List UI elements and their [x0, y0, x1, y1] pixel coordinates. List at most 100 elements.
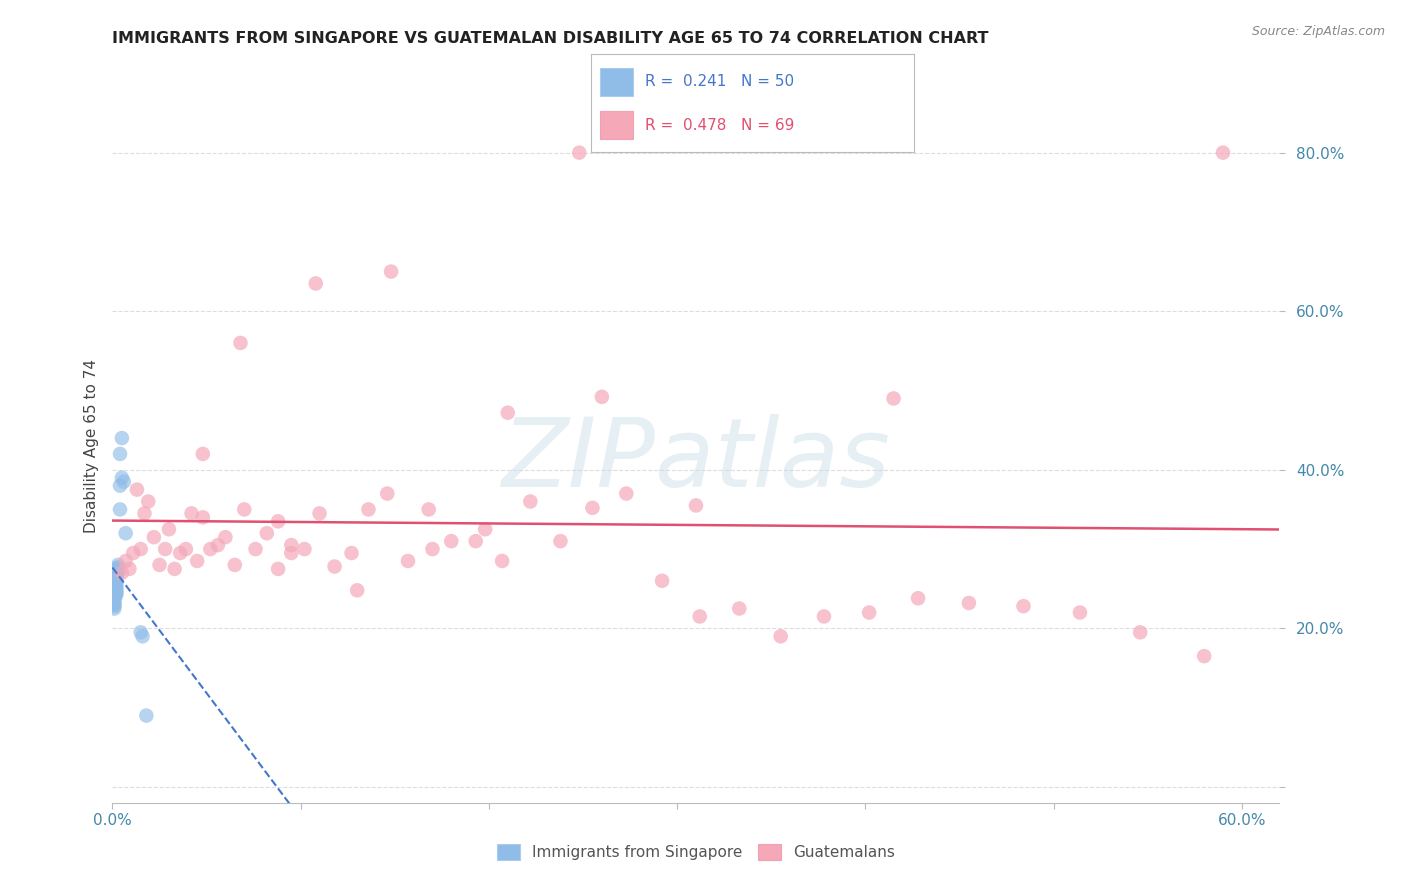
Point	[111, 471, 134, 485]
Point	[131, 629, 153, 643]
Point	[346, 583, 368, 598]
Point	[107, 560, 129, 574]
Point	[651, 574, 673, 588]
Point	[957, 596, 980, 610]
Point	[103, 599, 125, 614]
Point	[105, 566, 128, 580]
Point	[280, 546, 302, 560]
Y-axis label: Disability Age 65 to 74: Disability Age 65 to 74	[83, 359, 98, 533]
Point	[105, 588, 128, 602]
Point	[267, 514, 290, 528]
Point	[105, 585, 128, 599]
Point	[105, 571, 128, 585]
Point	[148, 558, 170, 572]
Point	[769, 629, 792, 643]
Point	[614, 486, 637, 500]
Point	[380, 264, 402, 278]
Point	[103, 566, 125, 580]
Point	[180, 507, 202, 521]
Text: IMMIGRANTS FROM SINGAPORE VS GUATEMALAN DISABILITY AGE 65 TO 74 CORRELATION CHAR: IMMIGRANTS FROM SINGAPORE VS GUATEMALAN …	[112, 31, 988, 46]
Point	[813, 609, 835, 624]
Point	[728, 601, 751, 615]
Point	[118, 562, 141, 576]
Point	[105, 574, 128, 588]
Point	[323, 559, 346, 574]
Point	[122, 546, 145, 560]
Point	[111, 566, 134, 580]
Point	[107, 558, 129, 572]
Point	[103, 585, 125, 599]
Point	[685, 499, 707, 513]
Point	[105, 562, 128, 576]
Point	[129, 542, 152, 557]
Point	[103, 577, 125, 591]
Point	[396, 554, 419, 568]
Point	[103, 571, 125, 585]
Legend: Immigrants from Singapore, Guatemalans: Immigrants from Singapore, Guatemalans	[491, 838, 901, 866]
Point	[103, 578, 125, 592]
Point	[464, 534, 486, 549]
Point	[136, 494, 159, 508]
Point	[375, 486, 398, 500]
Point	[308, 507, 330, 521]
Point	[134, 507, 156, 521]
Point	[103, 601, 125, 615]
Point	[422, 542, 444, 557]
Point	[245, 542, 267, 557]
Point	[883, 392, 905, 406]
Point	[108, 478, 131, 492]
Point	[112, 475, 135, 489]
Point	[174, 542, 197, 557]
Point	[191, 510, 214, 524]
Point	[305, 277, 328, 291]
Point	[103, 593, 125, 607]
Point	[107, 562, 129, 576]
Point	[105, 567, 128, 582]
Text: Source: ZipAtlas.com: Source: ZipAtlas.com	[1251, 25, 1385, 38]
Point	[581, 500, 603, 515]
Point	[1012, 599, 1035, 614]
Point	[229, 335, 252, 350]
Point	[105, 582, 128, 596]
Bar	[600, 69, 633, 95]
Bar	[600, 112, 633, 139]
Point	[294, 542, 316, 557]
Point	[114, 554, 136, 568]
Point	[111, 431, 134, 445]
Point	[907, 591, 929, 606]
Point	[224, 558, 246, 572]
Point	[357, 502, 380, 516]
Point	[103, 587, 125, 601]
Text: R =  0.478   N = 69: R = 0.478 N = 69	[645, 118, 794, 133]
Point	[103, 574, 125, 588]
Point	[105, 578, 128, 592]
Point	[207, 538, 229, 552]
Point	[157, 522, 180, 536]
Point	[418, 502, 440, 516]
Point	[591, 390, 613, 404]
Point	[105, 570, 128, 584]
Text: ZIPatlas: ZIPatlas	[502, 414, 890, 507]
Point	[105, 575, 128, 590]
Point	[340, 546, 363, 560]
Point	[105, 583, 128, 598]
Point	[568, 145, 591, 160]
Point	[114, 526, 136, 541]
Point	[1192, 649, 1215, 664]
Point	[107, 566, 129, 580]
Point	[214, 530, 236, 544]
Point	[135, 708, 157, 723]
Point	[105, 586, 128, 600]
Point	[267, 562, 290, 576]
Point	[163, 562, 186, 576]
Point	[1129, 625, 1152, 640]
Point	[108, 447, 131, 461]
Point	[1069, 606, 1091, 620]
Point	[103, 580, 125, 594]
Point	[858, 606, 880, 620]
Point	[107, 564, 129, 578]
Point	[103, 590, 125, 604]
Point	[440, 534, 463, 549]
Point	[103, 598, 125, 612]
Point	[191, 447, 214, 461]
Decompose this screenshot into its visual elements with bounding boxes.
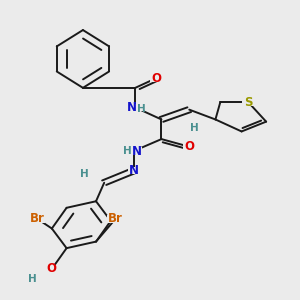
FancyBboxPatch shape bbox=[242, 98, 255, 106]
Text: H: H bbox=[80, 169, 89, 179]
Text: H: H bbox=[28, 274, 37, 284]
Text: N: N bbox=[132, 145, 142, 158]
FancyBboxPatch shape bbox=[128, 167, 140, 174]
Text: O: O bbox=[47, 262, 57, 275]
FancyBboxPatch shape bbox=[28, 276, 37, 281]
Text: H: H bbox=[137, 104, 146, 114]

━━━

Task description: Reproduce verbatim the lines above, starting with the line that contains "FancyBboxPatch shape bbox=[242, 98, 255, 106]" and continuing through the last line of the entries.

Answer to this exercise:
FancyBboxPatch shape bbox=[242, 98, 255, 106]
Text: H: H bbox=[80, 169, 89, 179]
Text: H: H bbox=[28, 274, 37, 284]
Text: N: N bbox=[132, 145, 142, 158]
FancyBboxPatch shape bbox=[128, 167, 140, 174]
Text: O: O bbox=[47, 262, 57, 275]
FancyBboxPatch shape bbox=[28, 276, 37, 281]
Text: H: H bbox=[137, 104, 146, 114]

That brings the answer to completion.